▶ **WRITTEN INSTRUCTION**: Figure out how many lines of the material below contain the word "title". Answer with the number only.

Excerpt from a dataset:
▬▬▬▬▬▬▬▬▬▬

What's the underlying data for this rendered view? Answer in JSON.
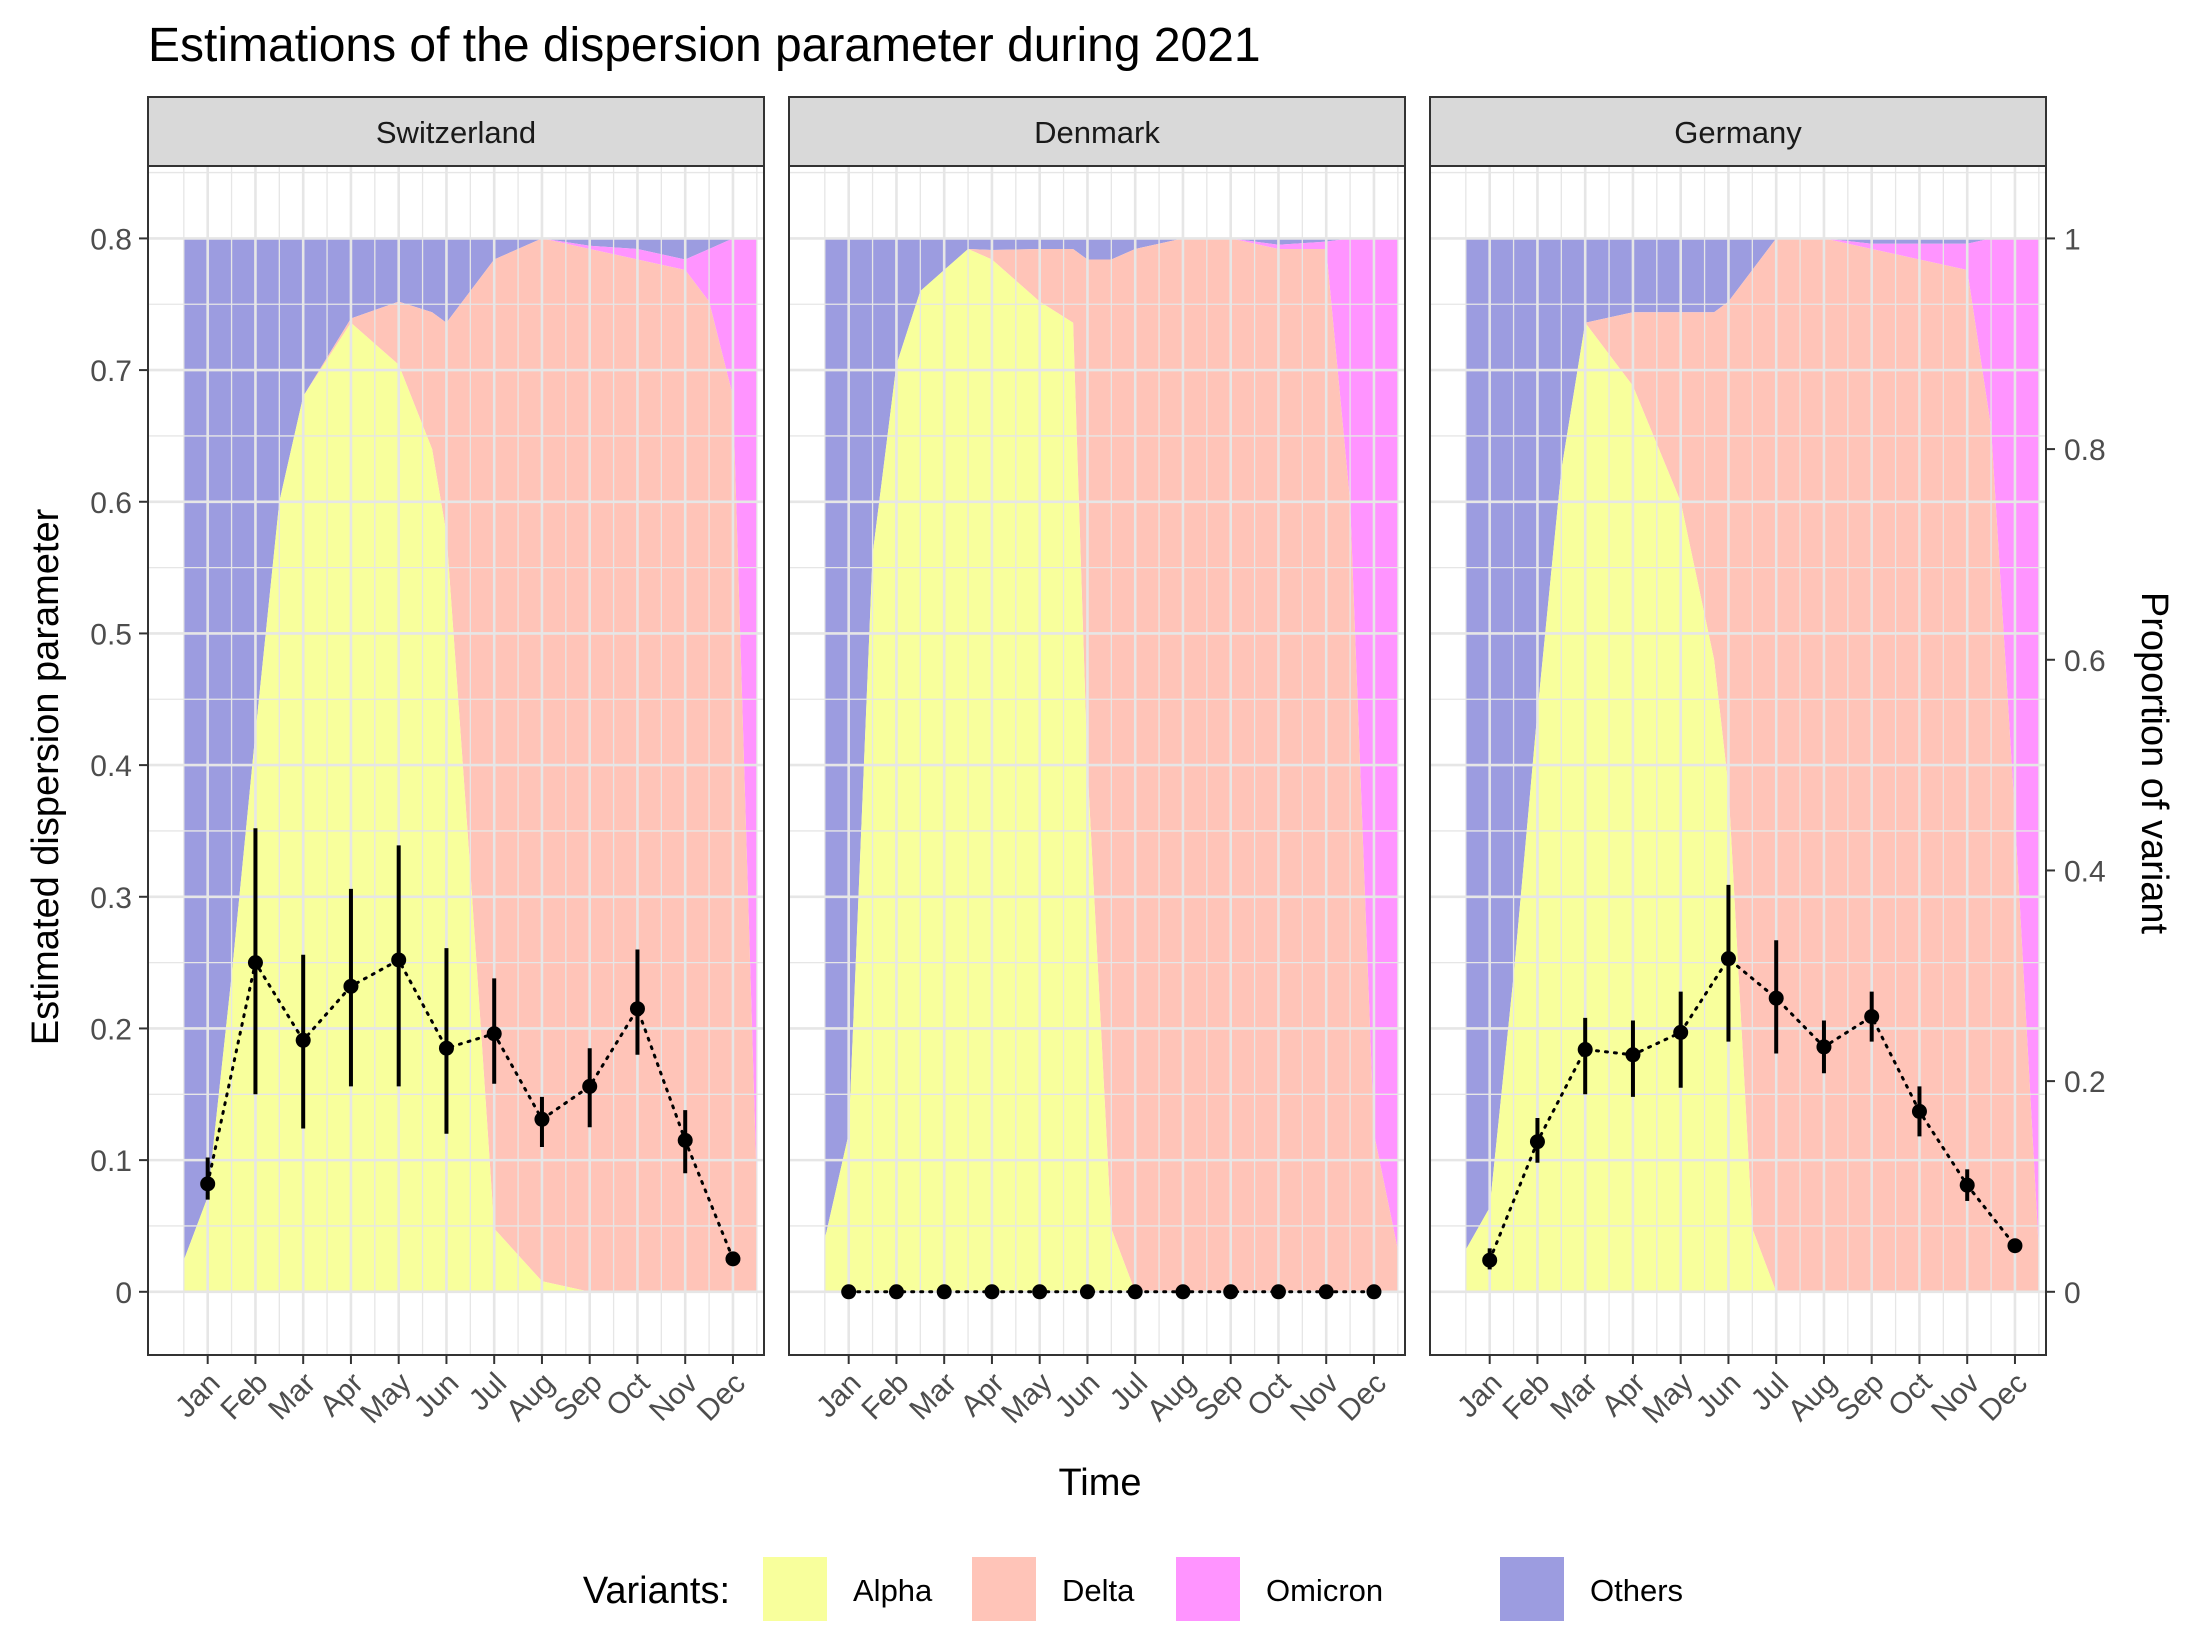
{
  "title": "Estimations of the dispersion parameter during 2021",
  "chart_data": {
    "type": "line",
    "title": "Estimations of the dispersion parameter during 2021",
    "xlabel": "Time",
    "ylabel": "Estimated dispersion parameter",
    "y2label": "Proportion of variant",
    "ylim": [
      -0.048,
      0.855
    ],
    "y2lim": [
      0,
      1
    ],
    "yticks": [
      "0",
      "0.1",
      "0.2",
      "0.3",
      "0.4",
      "0.5",
      "0.6",
      "0.7",
      "0.8"
    ],
    "y2ticks": [
      "0",
      "0.2",
      "0.4",
      "0.6",
      "0.8",
      "1"
    ],
    "grid": true,
    "categories": [
      "Jan",
      "Feb",
      "Mar",
      "Apr",
      "May",
      "Jun",
      "Jul",
      "Aug",
      "Sep",
      "Oct",
      "Nov",
      "Dec"
    ],
    "legend": {
      "title": "Variants:",
      "position": "bottom",
      "items": [
        {
          "label": "Alpha",
          "color": "#f8ff9c"
        },
        {
          "label": "Delta",
          "color": "#ffc4b8"
        },
        {
          "label": "Omicron",
          "color": "#ff94ff"
        },
        {
          "label": "Others",
          "color": "#9c9ce0"
        }
      ]
    },
    "facets": [
      {
        "name": "Switzerland",
        "estimates": [
          0.082,
          0.25,
          0.191,
          0.232,
          0.252,
          0.185,
          0.196,
          0.131,
          0.156,
          0.215,
          0.115,
          0.025
        ],
        "lower": [
          0.07,
          0.15,
          0.124,
          0.156,
          0.156,
          0.12,
          0.158,
          0.11,
          0.125,
          0.18,
          0.09,
          0.02
        ],
        "upper": [
          0.102,
          0.352,
          0.256,
          0.306,
          0.339,
          0.261,
          0.238,
          0.148,
          0.185,
          0.26,
          0.138,
          0.03
        ],
        "variant_proportions": {
          "x": [
            0.5,
            1,
            1.5,
            2,
            2.5,
            3,
            4,
            5,
            5.7,
            6,
            6.5,
            7,
            8,
            9,
            10,
            11,
            11.5,
            12,
            12.5
          ],
          "alpha": [
            0.03,
            0.09,
            0.3,
            0.53,
            0.75,
            0.85,
            0.92,
            0.88,
            0.8,
            0.72,
            0.4,
            0.06,
            0.01,
            0,
            0,
            0,
            0,
            0,
            0
          ],
          "delta": [
            0,
            0,
            0,
            0,
            0,
            0,
            0.004,
            0.06,
            0.13,
            0.2,
            0.55,
            0.92,
            0.99,
            0.99,
            0.98,
            0.97,
            0.94,
            0.85,
            0.1
          ],
          "omicron": [
            0,
            0,
            0,
            0,
            0,
            0,
            0,
            0,
            0,
            0,
            0,
            0,
            0,
            0.003,
            0.01,
            0.01,
            0.05,
            0.15,
            0.9
          ]
        }
      },
      {
        "name": "Denmark",
        "estimates": [
          0,
          0,
          0,
          0,
          0,
          0,
          0,
          0,
          0,
          0,
          0,
          0
        ],
        "variant_proportions": {
          "x": [
            0.5,
            1,
            1.5,
            2,
            2.5,
            3,
            3.5,
            4,
            5,
            5.7,
            6,
            6.5,
            7,
            8,
            9,
            10,
            11,
            11.5,
            12,
            12.5
          ],
          "alpha": [
            0.05,
            0.15,
            0.7,
            0.88,
            0.95,
            0.97,
            0.99,
            0.98,
            0.94,
            0.92,
            0.5,
            0.06,
            0,
            0,
            0,
            0,
            0,
            0,
            0,
            0
          ],
          "delta": [
            0,
            0,
            0,
            0,
            0,
            0,
            0,
            0.009,
            0.05,
            0.07,
            0.48,
            0.92,
            0.99,
            1.0,
            1.0,
            0.99,
            0.99,
            0.75,
            0.15,
            0.04
          ],
          "omicron": [
            0,
            0,
            0,
            0,
            0,
            0,
            0,
            0,
            0,
            0,
            0,
            0,
            0,
            0,
            0,
            0.004,
            0.007,
            0.25,
            0.85,
            0.96
          ]
        }
      },
      {
        "name": "Germany",
        "estimates": [
          0.024,
          0.114,
          0.184,
          0.18,
          0.197,
          0.253,
          0.223,
          0.186,
          0.209,
          0.137,
          0.081,
          0.035
        ],
        "lower": [
          0.017,
          0.098,
          0.15,
          0.148,
          0.155,
          0.19,
          0.181,
          0.166,
          0.19,
          0.118,
          0.069,
          0.032
        ],
        "upper": [
          0.033,
          0.132,
          0.208,
          0.206,
          0.228,
          0.309,
          0.267,
          0.206,
          0.228,
          0.156,
          0.093,
          0.04
        ],
        "variant_proportions": {
          "x": [
            0.5,
            1,
            1.5,
            2,
            2.5,
            3,
            4,
            5,
            5.7,
            6,
            6.5,
            7,
            8,
            9,
            10,
            11,
            11.5,
            12,
            12.5
          ],
          "alpha": [
            0.04,
            0.08,
            0.3,
            0.55,
            0.78,
            0.92,
            0.86,
            0.75,
            0.6,
            0.48,
            0.06,
            0,
            0,
            0,
            0,
            0,
            0,
            0,
            0
          ],
          "delta": [
            0,
            0,
            0,
            0,
            0,
            0,
            0.07,
            0.18,
            0.33,
            0.46,
            0.91,
            1.0,
            1.0,
            0.99,
            0.98,
            0.97,
            0.82,
            0.45,
            0.04
          ],
          "omicron": [
            0,
            0,
            0,
            0,
            0,
            0,
            0,
            0,
            0,
            0,
            0,
            0,
            0,
            0.005,
            0.015,
            0.025,
            0.18,
            0.55,
            0.96
          ]
        }
      }
    ]
  }
}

▬▬▬▬▬▬▬▬▬▬

▶ **EXPECTED ANSWER**: 3